══ SOURCE RECORDS ══
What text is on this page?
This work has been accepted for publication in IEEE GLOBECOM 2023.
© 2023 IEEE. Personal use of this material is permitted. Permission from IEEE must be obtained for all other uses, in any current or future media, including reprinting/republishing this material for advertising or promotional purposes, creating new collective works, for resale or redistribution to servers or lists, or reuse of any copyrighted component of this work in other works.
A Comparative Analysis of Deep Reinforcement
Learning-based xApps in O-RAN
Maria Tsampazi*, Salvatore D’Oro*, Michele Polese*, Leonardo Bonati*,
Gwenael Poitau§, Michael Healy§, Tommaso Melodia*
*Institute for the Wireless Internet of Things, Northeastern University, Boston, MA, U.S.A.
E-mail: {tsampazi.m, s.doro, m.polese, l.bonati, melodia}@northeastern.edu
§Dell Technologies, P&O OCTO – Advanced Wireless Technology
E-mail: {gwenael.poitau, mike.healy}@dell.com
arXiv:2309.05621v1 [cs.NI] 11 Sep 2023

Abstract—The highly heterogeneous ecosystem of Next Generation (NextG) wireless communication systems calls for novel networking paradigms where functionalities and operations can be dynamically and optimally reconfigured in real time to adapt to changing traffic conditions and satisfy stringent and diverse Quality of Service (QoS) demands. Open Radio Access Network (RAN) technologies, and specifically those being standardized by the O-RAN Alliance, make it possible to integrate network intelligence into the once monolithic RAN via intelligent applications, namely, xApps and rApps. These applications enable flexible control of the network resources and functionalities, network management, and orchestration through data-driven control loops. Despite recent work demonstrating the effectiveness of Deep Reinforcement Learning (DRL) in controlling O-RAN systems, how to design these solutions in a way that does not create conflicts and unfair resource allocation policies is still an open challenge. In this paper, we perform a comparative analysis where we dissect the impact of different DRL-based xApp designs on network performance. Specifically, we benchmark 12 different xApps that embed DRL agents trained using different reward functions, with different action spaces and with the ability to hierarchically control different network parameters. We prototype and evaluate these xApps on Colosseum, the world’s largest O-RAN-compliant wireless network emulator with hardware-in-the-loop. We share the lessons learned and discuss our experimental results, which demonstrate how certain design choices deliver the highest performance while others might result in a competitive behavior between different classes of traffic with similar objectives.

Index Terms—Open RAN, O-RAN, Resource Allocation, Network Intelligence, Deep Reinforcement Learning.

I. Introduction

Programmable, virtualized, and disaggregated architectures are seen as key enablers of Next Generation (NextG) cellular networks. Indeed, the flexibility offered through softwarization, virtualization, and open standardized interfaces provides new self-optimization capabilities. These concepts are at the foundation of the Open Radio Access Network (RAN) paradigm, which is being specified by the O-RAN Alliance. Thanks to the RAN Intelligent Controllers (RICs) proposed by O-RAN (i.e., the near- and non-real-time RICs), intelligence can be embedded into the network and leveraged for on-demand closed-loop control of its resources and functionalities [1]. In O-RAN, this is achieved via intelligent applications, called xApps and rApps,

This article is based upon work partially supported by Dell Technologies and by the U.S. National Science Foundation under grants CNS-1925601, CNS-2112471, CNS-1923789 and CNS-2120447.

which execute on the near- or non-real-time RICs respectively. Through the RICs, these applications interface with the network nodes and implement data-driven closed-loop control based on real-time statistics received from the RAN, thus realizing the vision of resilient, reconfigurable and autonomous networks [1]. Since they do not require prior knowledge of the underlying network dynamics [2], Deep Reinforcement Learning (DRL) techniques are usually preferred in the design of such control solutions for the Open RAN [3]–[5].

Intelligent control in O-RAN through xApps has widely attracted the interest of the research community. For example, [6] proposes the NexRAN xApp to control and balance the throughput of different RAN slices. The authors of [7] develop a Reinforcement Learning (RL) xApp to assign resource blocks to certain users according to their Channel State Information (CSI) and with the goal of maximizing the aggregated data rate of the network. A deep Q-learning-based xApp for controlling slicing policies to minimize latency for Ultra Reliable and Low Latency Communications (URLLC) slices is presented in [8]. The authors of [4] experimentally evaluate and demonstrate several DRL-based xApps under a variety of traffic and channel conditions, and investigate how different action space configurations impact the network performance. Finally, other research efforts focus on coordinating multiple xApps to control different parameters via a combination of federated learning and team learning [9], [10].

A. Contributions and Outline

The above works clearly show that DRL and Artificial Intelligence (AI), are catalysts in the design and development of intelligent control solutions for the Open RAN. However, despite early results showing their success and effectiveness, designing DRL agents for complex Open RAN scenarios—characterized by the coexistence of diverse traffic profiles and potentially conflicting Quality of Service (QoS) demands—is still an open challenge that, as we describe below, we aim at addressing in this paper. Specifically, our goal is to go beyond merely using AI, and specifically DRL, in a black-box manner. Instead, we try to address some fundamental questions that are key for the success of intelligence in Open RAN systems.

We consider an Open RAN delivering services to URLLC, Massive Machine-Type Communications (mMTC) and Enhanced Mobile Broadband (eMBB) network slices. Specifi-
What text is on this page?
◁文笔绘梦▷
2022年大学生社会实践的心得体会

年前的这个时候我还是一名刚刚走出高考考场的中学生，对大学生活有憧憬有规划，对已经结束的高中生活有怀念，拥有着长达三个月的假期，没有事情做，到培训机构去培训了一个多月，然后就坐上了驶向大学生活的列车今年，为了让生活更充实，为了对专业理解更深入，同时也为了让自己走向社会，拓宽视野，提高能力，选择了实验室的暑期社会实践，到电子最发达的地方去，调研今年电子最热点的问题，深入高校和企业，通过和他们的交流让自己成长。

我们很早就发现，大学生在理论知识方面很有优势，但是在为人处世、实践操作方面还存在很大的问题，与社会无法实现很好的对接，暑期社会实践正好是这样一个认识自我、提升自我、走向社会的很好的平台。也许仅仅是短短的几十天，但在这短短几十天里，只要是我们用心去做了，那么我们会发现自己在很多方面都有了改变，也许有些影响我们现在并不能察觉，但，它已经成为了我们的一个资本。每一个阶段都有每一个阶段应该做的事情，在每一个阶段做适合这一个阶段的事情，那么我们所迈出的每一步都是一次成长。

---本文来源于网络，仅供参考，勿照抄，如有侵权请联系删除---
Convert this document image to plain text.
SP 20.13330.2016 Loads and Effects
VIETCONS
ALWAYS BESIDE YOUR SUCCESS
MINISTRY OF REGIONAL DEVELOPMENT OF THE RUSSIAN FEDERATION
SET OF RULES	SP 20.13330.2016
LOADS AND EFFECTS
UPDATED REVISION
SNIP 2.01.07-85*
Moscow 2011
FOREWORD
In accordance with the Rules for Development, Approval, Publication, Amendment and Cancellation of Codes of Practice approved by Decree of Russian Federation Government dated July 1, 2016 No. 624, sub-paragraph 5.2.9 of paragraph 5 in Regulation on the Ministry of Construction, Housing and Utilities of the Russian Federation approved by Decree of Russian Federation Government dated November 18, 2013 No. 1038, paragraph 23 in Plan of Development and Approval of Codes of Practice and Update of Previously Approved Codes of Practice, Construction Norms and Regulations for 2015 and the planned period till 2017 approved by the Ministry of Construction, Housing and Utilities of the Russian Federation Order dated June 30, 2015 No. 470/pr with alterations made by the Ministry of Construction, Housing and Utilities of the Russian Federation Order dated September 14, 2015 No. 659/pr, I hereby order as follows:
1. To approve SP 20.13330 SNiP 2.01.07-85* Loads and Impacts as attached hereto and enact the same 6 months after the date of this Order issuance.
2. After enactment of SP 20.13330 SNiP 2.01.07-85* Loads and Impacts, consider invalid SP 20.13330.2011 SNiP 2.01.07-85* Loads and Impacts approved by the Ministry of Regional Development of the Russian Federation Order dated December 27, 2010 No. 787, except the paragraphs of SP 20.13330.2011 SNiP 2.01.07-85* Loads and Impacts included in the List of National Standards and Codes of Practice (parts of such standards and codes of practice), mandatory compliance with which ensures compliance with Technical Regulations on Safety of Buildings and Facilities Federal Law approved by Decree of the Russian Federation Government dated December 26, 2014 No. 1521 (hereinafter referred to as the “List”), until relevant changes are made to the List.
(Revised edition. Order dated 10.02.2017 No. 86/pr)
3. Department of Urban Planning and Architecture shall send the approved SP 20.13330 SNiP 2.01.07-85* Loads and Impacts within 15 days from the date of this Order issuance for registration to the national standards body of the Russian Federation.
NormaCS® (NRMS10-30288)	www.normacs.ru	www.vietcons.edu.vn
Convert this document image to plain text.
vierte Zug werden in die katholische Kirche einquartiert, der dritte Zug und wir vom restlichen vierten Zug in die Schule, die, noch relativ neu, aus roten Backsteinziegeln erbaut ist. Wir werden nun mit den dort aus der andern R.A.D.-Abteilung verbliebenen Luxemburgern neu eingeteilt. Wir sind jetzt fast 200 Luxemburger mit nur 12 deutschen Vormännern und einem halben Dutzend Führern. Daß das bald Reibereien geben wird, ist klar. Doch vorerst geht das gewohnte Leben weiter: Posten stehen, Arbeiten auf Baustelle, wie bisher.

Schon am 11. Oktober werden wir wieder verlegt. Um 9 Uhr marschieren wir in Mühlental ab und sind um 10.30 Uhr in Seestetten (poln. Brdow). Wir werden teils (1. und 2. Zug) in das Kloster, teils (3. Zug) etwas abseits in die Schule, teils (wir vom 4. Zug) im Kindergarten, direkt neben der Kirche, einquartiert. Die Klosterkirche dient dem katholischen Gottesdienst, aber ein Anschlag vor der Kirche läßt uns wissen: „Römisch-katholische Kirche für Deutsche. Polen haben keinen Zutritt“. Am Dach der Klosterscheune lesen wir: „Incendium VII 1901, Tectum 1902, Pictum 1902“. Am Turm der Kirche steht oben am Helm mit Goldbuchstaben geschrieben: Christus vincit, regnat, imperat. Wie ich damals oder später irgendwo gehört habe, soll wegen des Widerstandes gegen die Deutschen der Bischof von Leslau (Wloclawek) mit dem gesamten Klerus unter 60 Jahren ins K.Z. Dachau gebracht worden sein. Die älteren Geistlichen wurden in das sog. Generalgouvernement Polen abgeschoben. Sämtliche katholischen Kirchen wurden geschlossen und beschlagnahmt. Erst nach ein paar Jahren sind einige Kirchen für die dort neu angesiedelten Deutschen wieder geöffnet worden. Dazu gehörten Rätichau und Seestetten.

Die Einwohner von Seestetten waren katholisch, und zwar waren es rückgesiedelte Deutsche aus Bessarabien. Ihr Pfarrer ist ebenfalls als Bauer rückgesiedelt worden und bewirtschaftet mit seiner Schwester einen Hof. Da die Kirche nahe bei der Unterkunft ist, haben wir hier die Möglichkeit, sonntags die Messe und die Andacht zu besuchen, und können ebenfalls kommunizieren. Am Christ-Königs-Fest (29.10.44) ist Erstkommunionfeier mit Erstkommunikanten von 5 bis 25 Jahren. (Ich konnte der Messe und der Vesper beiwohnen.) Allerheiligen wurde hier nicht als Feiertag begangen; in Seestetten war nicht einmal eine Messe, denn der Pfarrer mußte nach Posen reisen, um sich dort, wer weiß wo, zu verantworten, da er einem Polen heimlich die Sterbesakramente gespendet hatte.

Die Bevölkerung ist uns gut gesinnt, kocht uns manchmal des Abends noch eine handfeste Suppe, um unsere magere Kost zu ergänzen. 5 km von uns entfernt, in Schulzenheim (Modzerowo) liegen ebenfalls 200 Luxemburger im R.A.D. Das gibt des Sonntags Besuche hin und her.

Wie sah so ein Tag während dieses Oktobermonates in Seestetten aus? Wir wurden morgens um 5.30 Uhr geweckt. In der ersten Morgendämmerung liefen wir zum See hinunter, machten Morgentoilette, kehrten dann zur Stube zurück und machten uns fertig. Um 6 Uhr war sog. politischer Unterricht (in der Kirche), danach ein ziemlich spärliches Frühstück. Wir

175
═══
**WHAT TO PRODUCE**.
Across the entries, how many lines contain "mail"? Reply with the number only.

**ANSWER FOR THE TASK**.
2